Escoger cosas que uno no puede amar, que no puede siquiera respetar, es escoger una vida sin valores; es degradar a la propia naturaleza humana. Llevado al límite es el infierno, porque el infierno es el estado donde uno escoge solamente lo que odia. La voluntad que sólo puede escoger lo que odia no es una voluntad libre; está totalmente esclavizada. Por tanto, toda elección hecha sin amor es, en el mejor de los casos, un ejercicio pobre de la libertad; tan pobre que –en el peor de los casos– puede representar un paso hacia la pérdida total de esa libertad.
Uno debe amar –y debe amar algo que merezca ser amado– para ser realmente libre. Entonces uno sí se comprometerá libremente, y todos sus compromisos serán compromisos de amor, porque la necesidad esencial del amor es comprometerse con la persona amada.
Existe una interconexión necesaria entre libertad, compromiso (elección) y amor. En palabras de Monseñor Escrivá de Balaguer: “La oposición entre la libertad y la entrega es señal inequívoca de que el amor está vacilante, pues en él reside la libertad. Precisamente por eso, suelo decir que no me explico la libertad sin la entrega, ni la entrega sin la libertad; una realidad subraya y afirma la otra”[3].
Hacer lo que te da la gana...

• _Tareas del ejercicio_:
a) Según el texto seleccionado, ¿qué es el infierno?
b) Reproduce sin cambios el pasaje del texto seleccionado que empieza en las palabras "Uno debe amar" y termina después de las palabras "da la gana...".

• _Material de origen_:
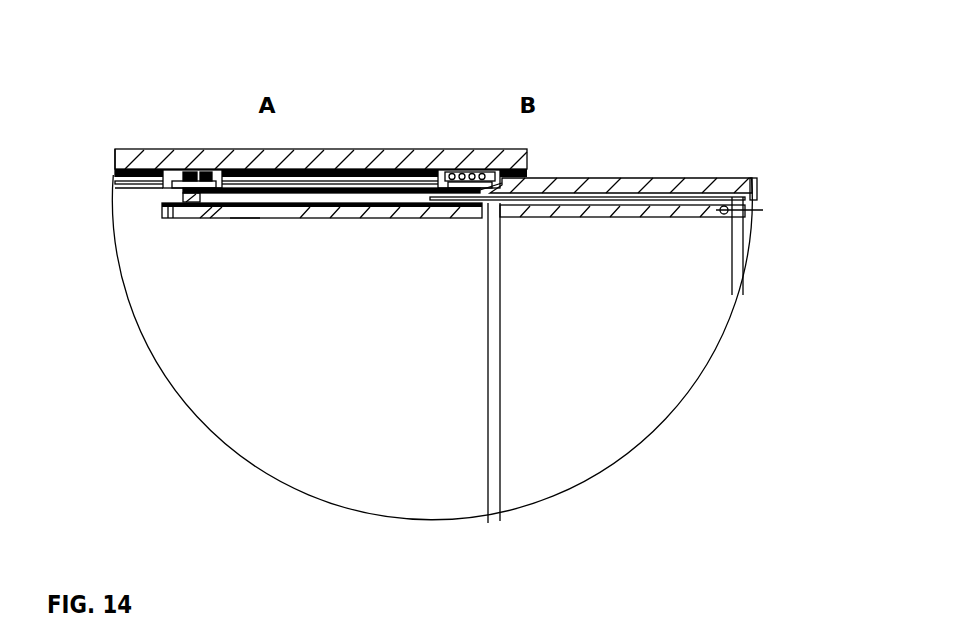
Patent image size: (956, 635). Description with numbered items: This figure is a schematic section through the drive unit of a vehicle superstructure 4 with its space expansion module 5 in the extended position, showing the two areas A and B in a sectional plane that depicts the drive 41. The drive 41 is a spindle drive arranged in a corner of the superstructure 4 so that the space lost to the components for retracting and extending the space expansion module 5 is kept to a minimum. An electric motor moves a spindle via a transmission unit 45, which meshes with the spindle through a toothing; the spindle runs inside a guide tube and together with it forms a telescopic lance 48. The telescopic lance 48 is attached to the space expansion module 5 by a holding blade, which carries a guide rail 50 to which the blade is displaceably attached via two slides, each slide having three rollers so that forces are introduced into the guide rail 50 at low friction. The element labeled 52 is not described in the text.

• _Respuestas_:
a) Es el estado donde uno escoge solamente lo que odia.

b)
Uno debe amar –y debe amar algo que merezca ser amado– para ser realmente libre. Entonces uno sí se comprometerá libremente, y todos sus compromisos serán compromisos de amor, porque la necesidad esencial del amor es comprometerse con la persona amada.
Existe una interconexión necesaria entre libertad, compromiso (elección) y amor. En palabras de Monseñor Escrivá de Balaguer: “La oposición entre la libertad y la entrega es señal inequívoca de que el amor está vacilante, pues en él reside la libertad. Precisamente por eso, suelo decir que no me explico la libertad sin la entrega, ni la entrega sin la libertad; una realidad subraya y afirma la otra”[3].
Hacer lo que te da la gana...